TASK TO COMPLETE → Count the lines that include the string "transmission", and give only that number.

· · · · · · ·

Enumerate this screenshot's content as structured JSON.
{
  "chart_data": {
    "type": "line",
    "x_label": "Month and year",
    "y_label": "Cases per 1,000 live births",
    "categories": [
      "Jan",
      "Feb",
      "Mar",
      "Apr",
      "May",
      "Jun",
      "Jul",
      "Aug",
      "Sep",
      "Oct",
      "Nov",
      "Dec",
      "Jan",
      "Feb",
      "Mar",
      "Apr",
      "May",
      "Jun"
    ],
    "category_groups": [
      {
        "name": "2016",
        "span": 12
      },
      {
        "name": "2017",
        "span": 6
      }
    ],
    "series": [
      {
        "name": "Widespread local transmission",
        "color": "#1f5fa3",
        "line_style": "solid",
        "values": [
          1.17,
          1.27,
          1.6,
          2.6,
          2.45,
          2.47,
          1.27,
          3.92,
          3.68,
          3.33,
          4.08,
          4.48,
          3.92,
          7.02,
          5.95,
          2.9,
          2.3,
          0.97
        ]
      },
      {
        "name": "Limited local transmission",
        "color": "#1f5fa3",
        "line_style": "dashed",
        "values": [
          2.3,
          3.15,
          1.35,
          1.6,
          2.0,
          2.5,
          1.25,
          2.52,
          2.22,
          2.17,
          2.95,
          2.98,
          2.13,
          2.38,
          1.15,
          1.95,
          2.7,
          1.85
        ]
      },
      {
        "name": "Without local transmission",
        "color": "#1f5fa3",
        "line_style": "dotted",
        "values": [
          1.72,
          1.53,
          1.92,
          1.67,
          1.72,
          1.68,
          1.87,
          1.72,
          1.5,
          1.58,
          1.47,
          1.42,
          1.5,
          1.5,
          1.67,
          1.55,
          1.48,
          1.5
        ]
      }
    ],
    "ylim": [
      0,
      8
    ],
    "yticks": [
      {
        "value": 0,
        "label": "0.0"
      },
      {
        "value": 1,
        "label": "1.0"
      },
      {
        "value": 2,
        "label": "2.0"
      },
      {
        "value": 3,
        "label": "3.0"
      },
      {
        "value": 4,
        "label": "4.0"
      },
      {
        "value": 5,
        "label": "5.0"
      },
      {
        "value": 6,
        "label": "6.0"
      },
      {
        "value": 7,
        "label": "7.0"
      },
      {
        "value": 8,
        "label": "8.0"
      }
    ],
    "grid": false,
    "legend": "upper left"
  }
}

· · · · · · ·

TASK RESULT → 3